#### [Provided material]
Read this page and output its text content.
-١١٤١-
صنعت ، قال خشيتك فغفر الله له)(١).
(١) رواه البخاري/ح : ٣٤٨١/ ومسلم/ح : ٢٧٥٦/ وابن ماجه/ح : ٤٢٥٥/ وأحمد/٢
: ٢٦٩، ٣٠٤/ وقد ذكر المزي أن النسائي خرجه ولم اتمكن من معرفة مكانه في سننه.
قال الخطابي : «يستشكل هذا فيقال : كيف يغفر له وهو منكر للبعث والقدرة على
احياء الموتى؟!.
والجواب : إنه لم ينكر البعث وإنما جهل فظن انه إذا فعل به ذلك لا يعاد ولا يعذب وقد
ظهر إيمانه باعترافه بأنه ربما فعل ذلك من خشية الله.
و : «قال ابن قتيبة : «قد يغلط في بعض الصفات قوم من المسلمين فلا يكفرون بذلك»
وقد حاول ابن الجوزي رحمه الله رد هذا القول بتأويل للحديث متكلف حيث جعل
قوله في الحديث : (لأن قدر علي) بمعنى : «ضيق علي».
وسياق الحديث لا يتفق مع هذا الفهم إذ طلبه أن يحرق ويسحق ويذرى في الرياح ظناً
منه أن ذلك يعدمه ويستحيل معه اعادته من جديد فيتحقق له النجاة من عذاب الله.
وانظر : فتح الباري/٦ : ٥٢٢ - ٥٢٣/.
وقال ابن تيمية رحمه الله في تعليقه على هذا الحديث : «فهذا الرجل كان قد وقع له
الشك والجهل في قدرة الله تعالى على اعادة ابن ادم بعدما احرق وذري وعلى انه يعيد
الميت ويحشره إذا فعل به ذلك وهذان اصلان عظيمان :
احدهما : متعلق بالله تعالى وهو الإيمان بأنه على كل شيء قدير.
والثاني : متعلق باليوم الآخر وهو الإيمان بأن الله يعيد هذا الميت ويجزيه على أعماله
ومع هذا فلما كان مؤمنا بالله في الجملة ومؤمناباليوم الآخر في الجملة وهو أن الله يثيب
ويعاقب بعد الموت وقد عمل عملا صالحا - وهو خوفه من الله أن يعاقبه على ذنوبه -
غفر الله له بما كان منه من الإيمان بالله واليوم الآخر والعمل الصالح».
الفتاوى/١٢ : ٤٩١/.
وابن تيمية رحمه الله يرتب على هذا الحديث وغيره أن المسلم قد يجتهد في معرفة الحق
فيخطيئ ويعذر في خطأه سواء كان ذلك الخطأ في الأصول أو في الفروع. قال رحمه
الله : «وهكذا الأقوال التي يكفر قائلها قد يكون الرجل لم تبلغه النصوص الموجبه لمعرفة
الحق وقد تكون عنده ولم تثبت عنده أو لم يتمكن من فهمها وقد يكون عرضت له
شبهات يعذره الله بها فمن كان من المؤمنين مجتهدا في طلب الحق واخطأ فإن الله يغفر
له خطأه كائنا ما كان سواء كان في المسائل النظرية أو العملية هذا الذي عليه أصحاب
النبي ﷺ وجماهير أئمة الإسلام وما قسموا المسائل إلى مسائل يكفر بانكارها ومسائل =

#### [Written exercise]
Within the listing above, copy each line that has the string "تيمية".

#### [Task solution]
وقال ابن تيمية رحمه الله في تعليقه على هذا الحديث : «فهذا الرجل كان قد وقع له
وابن تيمية رحمه الله يرتب على هذا الحديث وغيره أن المسلم قد يجتهد في معرفة الحق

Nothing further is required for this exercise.